EXERCISE BRIEF
Find the lines below that contain the word "Height" and count them. Only the number should be given.

ENTRIES SHOWN
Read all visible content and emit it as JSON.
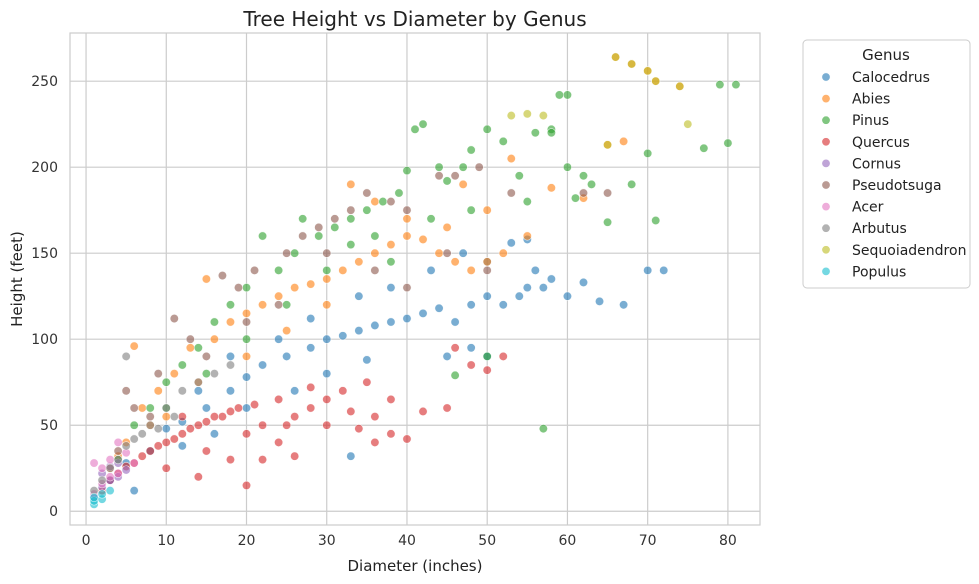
{
  "chart_data": {
    "type": "scatter",
    "title": "Tree Height vs Diameter by Genus",
    "xlabel": "Diameter (inches)",
    "ylabel": "Height (feet)",
    "xlim": [
      -2,
      84
    ],
    "ylim": [
      -8,
      278
    ],
    "x_ticks": [
      0,
      10,
      20,
      30,
      40,
      50,
      60,
      70,
      80
    ],
    "y_ticks": [
      0,
      50,
      100,
      150,
      200,
      250
    ],
    "grid": true,
    "legend": {
      "title": "Genus",
      "placement": "outside-top-right"
    },
    "marker_alpha": 0.6,
    "series": [
      {
        "name": "Calocedrus",
        "color": "#1f77b4",
        "points": [
          [
            3,
            18
          ],
          [
            5,
            28
          ],
          [
            8,
            35
          ],
          [
            10,
            48
          ],
          [
            12,
            52
          ],
          [
            15,
            60
          ],
          [
            18,
            70
          ],
          [
            20,
            78
          ],
          [
            22,
            85
          ],
          [
            25,
            90
          ],
          [
            28,
            95
          ],
          [
            30,
            100
          ],
          [
            32,
            102
          ],
          [
            34,
            105
          ],
          [
            36,
            108
          ],
          [
            38,
            110
          ],
          [
            40,
            112
          ],
          [
            42,
            115
          ],
          [
            44,
            118
          ],
          [
            46,
            110
          ],
          [
            48,
            120
          ],
          [
            50,
            125
          ],
          [
            52,
            120
          ],
          [
            54,
            125
          ],
          [
            55,
            130
          ],
          [
            56,
            140
          ],
          [
            57,
            130
          ],
          [
            58,
            135
          ],
          [
            60,
            125
          ],
          [
            62,
            133
          ],
          [
            64,
            122
          ],
          [
            67,
            120
          ],
          [
            70,
            140
          ],
          [
            72,
            140
          ],
          [
            45,
            90
          ],
          [
            48,
            95
          ],
          [
            50,
            90
          ],
          [
            35,
            88
          ],
          [
            30,
            80
          ],
          [
            26,
            70
          ],
          [
            20,
            60
          ],
          [
            16,
            45
          ],
          [
            12,
            38
          ],
          [
            33,
            32
          ],
          [
            53,
            156
          ],
          [
            55,
            158
          ],
          [
            50,
            145
          ],
          [
            47,
            150
          ],
          [
            43,
            140
          ],
          [
            38,
            130
          ],
          [
            34,
            125
          ],
          [
            28,
            112
          ],
          [
            24,
            100
          ],
          [
            18,
            90
          ],
          [
            6,
            12
          ],
          [
            14,
            70
          ]
        ]
      },
      {
        "name": "Abies",
        "color": "#ff7f0e",
        "points": [
          [
            3,
            25
          ],
          [
            5,
            40
          ],
          [
            6,
            96
          ],
          [
            7,
            60
          ],
          [
            9,
            70
          ],
          [
            11,
            80
          ],
          [
            13,
            95
          ],
          [
            15,
            135
          ],
          [
            16,
            100
          ],
          [
            18,
            110
          ],
          [
            20,
            115
          ],
          [
            22,
            120
          ],
          [
            24,
            125
          ],
          [
            26,
            130
          ],
          [
            28,
            132
          ],
          [
            30,
            135
          ],
          [
            32,
            140
          ],
          [
            34,
            145
          ],
          [
            36,
            150
          ],
          [
            38,
            155
          ],
          [
            40,
            160
          ],
          [
            42,
            158
          ],
          [
            44,
            150
          ],
          [
            46,
            145
          ],
          [
            48,
            140
          ],
          [
            50,
            145
          ],
          [
            52,
            150
          ],
          [
            53,
            205
          ],
          [
            55,
            160
          ],
          [
            58,
            188
          ],
          [
            62,
            182
          ],
          [
            65,
            213
          ],
          [
            67,
            215
          ],
          [
            66,
            264
          ],
          [
            68,
            260
          ],
          [
            70,
            256
          ],
          [
            71,
            250
          ],
          [
            74,
            247
          ],
          [
            36,
            180
          ],
          [
            40,
            170
          ],
          [
            45,
            165
          ],
          [
            50,
            175
          ],
          [
            30,
            120
          ],
          [
            25,
            105
          ],
          [
            20,
            90
          ],
          [
            14,
            75
          ],
          [
            10,
            55
          ],
          [
            8,
            50
          ],
          [
            4,
            32
          ],
          [
            33,
            190
          ],
          [
            47,
            190
          ]
        ]
      },
      {
        "name": "Pinus",
        "color": "#2ca02c",
        "points": [
          [
            4,
            30
          ],
          [
            6,
            50
          ],
          [
            8,
            60
          ],
          [
            10,
            75
          ],
          [
            12,
            85
          ],
          [
            14,
            95
          ],
          [
            16,
            110
          ],
          [
            18,
            120
          ],
          [
            20,
            130
          ],
          [
            22,
            160
          ],
          [
            24,
            140
          ],
          [
            26,
            150
          ],
          [
            27,
            170
          ],
          [
            29,
            160
          ],
          [
            31,
            165
          ],
          [
            33,
            170
          ],
          [
            35,
            175
          ],
          [
            37,
            180
          ],
          [
            39,
            185
          ],
          [
            40,
            198
          ],
          [
            41,
            222
          ],
          [
            42,
            225
          ],
          [
            44,
            200
          ],
          [
            45,
            192
          ],
          [
            47,
            200
          ],
          [
            48,
            210
          ],
          [
            50,
            222
          ],
          [
            52,
            215
          ],
          [
            54,
            195
          ],
          [
            56,
            220
          ],
          [
            58,
            222
          ],
          [
            59,
            242
          ],
          [
            60,
            242
          ],
          [
            61,
            182
          ],
          [
            62,
            195
          ],
          [
            63,
            190
          ],
          [
            65,
            168
          ],
          [
            68,
            190
          ],
          [
            70,
            208
          ],
          [
            71,
            169
          ],
          [
            77,
            211
          ],
          [
            79,
            248
          ],
          [
            80,
            214
          ],
          [
            81,
            248
          ],
          [
            58,
            220
          ],
          [
            57,
            48
          ],
          [
            50,
            90
          ],
          [
            46,
            79
          ],
          [
            36,
            160
          ],
          [
            30,
            140
          ],
          [
            25,
            120
          ],
          [
            20,
            100
          ],
          [
            15,
            80
          ],
          [
            10,
            60
          ],
          [
            33,
            155
          ],
          [
            43,
            170
          ],
          [
            38,
            145
          ],
          [
            48,
            175
          ],
          [
            55,
            180
          ],
          [
            60,
            200
          ]
        ]
      },
      {
        "name": "Quercus",
        "color": "#d62728",
        "points": [
          [
            2,
            12
          ],
          [
            3,
            18
          ],
          [
            4,
            22
          ],
          [
            5,
            26
          ],
          [
            6,
            28
          ],
          [
            7,
            32
          ],
          [
            8,
            35
          ],
          [
            9,
            38
          ],
          [
            10,
            40
          ],
          [
            11,
            42
          ],
          [
            12,
            45
          ],
          [
            13,
            48
          ],
          [
            14,
            50
          ],
          [
            15,
            52
          ],
          [
            16,
            55
          ],
          [
            17,
            55
          ],
          [
            18,
            58
          ],
          [
            19,
            60
          ],
          [
            20,
            15
          ],
          [
            21,
            62
          ],
          [
            22,
            30
          ],
          [
            24,
            40
          ],
          [
            25,
            50
          ],
          [
            26,
            55
          ],
          [
            28,
            60
          ],
          [
            30,
            65
          ],
          [
            32,
            70
          ],
          [
            34,
            48
          ],
          [
            35,
            75
          ],
          [
            36,
            55
          ],
          [
            38,
            45
          ],
          [
            40,
            42
          ],
          [
            42,
            58
          ],
          [
            45,
            60
          ],
          [
            46,
            95
          ],
          [
            48,
            85
          ],
          [
            50,
            82
          ],
          [
            52,
            90
          ],
          [
            20,
            45
          ],
          [
            15,
            35
          ],
          [
            10,
            25
          ],
          [
            24,
            65
          ],
          [
            28,
            72
          ],
          [
            18,
            30
          ],
          [
            12,
            55
          ],
          [
            30,
            50
          ],
          [
            33,
            58
          ],
          [
            38,
            65
          ],
          [
            36,
            40
          ],
          [
            26,
            32
          ],
          [
            22,
            50
          ],
          [
            14,
            20
          ]
        ]
      },
      {
        "name": "Cornus",
        "color": "#9467bd",
        "points": [
          [
            1,
            8
          ],
          [
            2,
            14
          ],
          [
            2,
            22
          ],
          [
            3,
            18
          ],
          [
            3,
            26
          ],
          [
            4,
            20
          ],
          [
            4,
            28
          ],
          [
            5,
            24
          ]
        ]
      },
      {
        "name": "Pseudotsuga",
        "color": "#8c564b",
        "points": [
          [
            5,
            70
          ],
          [
            6,
            60
          ],
          [
            9,
            80
          ],
          [
            11,
            112
          ],
          [
            13,
            100
          ],
          [
            17,
            137
          ],
          [
            19,
            130
          ],
          [
            21,
            140
          ],
          [
            25,
            150
          ],
          [
            27,
            160
          ],
          [
            29,
            165
          ],
          [
            31,
            170
          ],
          [
            35,
            185
          ],
          [
            38,
            180
          ],
          [
            40,
            175
          ],
          [
            44,
            195
          ],
          [
            46,
            195
          ],
          [
            49,
            200
          ],
          [
            53,
            185
          ],
          [
            62,
            185
          ],
          [
            65,
            185
          ],
          [
            50,
            140
          ],
          [
            45,
            150
          ],
          [
            40,
            130
          ],
          [
            36,
            140
          ],
          [
            24,
            120
          ],
          [
            20,
            110
          ],
          [
            15,
            90
          ],
          [
            8,
            55
          ],
          [
            4,
            35
          ],
          [
            30,
            150
          ],
          [
            33,
            175
          ]
        ]
      },
      {
        "name": "Acer",
        "color": "#e377c2",
        "points": [
          [
            1,
            10
          ],
          [
            1,
            28
          ],
          [
            2,
            16
          ],
          [
            2,
            25
          ],
          [
            3,
            20
          ],
          [
            3,
            30
          ],
          [
            4,
            22
          ],
          [
            5,
            34
          ],
          [
            6,
            28
          ],
          [
            4,
            40
          ]
        ]
      },
      {
        "name": "Arbutus",
        "color": "#7f7f7f",
        "points": [
          [
            1,
            12
          ],
          [
            2,
            18
          ],
          [
            3,
            25
          ],
          [
            4,
            30
          ],
          [
            5,
            38
          ],
          [
            5,
            90
          ],
          [
            6,
            42
          ],
          [
            8,
            50
          ],
          [
            10,
            60
          ],
          [
            12,
            70
          ],
          [
            14,
            75
          ],
          [
            16,
            80
          ],
          [
            18,
            85
          ],
          [
            9,
            48
          ],
          [
            7,
            45
          ],
          [
            11,
            55
          ]
        ]
      },
      {
        "name": "Sequoiadendron",
        "color": "#bcbd22",
        "points": [
          [
            53,
            230
          ],
          [
            55,
            231
          ],
          [
            65,
            213
          ],
          [
            66,
            264
          ],
          [
            68,
            260
          ],
          [
            70,
            256
          ],
          [
            71,
            250
          ],
          [
            74,
            247
          ],
          [
            75,
            225
          ],
          [
            57,
            230
          ]
        ]
      },
      {
        "name": "Populus",
        "color": "#17becf",
        "points": [
          [
            1,
            4
          ],
          [
            1,
            6
          ],
          [
            1,
            8
          ],
          [
            2,
            7
          ],
          [
            2,
            10
          ],
          [
            3,
            12
          ]
        ]
      }
    ]
  }
}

EXPECTED ANSWER
2